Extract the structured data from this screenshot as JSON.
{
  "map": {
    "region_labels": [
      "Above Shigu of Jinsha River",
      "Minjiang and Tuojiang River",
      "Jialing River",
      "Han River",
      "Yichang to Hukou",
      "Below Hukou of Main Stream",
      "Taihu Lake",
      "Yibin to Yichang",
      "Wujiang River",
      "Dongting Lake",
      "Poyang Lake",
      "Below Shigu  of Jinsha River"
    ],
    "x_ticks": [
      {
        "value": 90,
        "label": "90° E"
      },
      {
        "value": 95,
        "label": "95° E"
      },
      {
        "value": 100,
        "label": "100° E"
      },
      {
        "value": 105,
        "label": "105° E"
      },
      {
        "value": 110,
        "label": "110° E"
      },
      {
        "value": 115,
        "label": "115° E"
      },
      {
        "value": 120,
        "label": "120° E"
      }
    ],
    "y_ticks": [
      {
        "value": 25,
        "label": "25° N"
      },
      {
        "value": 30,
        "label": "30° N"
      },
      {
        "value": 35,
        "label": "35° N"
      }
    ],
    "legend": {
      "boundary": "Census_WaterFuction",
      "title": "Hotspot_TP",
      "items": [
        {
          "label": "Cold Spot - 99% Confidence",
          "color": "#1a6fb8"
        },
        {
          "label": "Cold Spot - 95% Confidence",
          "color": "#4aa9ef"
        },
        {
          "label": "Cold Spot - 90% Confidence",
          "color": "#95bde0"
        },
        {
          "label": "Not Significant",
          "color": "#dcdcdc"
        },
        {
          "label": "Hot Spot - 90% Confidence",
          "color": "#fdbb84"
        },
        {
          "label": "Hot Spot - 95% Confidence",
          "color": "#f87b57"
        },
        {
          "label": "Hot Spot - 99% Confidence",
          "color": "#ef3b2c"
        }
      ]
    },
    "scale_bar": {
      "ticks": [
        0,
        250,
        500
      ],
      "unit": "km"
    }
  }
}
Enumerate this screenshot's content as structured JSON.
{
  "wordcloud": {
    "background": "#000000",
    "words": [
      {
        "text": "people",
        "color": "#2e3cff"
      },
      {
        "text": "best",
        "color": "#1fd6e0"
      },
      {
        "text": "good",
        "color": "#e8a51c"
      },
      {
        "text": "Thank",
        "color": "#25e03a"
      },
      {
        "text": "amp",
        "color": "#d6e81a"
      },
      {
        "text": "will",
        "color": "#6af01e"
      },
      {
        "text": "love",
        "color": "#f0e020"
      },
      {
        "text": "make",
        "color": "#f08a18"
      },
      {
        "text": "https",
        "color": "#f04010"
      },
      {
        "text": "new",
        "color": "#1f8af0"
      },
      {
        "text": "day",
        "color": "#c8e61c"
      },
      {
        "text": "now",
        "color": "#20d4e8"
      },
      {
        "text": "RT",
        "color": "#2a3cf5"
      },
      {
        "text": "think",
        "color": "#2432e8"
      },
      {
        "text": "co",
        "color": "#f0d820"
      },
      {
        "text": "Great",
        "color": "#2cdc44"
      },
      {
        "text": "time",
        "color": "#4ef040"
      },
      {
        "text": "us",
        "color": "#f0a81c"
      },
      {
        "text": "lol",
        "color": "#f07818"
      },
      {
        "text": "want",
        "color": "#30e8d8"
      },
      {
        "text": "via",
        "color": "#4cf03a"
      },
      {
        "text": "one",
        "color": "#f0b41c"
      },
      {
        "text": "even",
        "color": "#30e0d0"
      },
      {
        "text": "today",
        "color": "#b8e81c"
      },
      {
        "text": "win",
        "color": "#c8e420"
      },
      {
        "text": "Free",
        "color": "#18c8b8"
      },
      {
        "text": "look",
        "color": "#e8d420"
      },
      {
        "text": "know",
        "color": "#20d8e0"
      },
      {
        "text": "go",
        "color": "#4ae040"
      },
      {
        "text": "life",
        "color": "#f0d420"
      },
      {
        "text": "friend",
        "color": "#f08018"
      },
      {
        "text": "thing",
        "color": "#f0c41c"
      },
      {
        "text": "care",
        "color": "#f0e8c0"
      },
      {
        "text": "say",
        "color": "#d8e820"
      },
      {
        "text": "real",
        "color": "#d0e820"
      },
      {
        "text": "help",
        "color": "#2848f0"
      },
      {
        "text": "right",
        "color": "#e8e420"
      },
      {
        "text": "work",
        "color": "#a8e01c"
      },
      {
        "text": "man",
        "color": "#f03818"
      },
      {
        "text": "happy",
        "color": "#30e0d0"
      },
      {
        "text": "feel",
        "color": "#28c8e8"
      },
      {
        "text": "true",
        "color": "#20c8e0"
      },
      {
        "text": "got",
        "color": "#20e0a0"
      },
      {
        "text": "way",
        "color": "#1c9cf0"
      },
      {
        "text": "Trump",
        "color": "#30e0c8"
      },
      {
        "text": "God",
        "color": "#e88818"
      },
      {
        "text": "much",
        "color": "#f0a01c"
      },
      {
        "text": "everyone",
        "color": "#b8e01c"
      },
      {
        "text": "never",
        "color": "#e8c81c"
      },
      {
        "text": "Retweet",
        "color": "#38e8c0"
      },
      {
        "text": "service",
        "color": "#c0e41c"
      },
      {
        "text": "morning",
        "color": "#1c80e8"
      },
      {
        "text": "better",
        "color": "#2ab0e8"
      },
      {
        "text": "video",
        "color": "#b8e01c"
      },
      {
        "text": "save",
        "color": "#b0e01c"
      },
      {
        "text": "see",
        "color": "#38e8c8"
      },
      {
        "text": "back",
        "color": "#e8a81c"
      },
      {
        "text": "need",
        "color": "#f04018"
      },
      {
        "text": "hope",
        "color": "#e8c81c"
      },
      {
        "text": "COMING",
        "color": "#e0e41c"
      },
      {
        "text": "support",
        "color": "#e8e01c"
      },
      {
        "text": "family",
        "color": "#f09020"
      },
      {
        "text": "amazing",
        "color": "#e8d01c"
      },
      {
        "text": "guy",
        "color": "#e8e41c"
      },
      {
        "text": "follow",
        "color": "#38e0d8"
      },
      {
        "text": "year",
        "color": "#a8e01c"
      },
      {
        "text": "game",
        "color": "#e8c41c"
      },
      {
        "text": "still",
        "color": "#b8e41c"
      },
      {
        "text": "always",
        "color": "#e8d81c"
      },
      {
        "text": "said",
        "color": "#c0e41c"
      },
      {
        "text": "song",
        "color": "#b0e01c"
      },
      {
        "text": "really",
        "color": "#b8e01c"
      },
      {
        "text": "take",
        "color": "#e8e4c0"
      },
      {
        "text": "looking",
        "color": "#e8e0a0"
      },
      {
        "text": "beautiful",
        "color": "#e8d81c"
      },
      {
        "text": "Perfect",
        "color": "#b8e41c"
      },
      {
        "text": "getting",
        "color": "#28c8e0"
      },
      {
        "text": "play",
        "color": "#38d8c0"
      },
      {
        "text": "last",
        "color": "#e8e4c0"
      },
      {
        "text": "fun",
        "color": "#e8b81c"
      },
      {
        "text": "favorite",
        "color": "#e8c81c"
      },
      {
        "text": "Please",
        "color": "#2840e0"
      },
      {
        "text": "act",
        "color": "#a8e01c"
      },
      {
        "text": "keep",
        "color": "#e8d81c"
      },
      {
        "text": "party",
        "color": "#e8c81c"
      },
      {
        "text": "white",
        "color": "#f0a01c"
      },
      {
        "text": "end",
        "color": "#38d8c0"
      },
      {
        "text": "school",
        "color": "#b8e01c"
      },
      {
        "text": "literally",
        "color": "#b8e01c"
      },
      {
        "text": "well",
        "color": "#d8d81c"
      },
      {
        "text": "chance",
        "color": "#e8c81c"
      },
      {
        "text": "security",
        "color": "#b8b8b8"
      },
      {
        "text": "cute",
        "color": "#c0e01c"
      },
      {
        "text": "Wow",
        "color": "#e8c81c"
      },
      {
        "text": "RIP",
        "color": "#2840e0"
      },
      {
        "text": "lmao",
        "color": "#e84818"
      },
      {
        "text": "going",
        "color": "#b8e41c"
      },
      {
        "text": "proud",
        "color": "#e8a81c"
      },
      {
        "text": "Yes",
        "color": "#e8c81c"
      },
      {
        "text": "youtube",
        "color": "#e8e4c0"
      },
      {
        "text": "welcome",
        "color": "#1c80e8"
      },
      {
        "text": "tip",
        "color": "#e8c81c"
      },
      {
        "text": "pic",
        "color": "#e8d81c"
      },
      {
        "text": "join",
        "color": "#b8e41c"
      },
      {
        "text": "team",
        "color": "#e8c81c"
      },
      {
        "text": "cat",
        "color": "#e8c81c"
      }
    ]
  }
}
========
:: Directions for this task ::
From the entries above, pull out each line that includes "JSON".

:: Output for this task ::
Extract the structured data from this screenshot as JSON.
Enumerate this screenshot's content as structured JSON.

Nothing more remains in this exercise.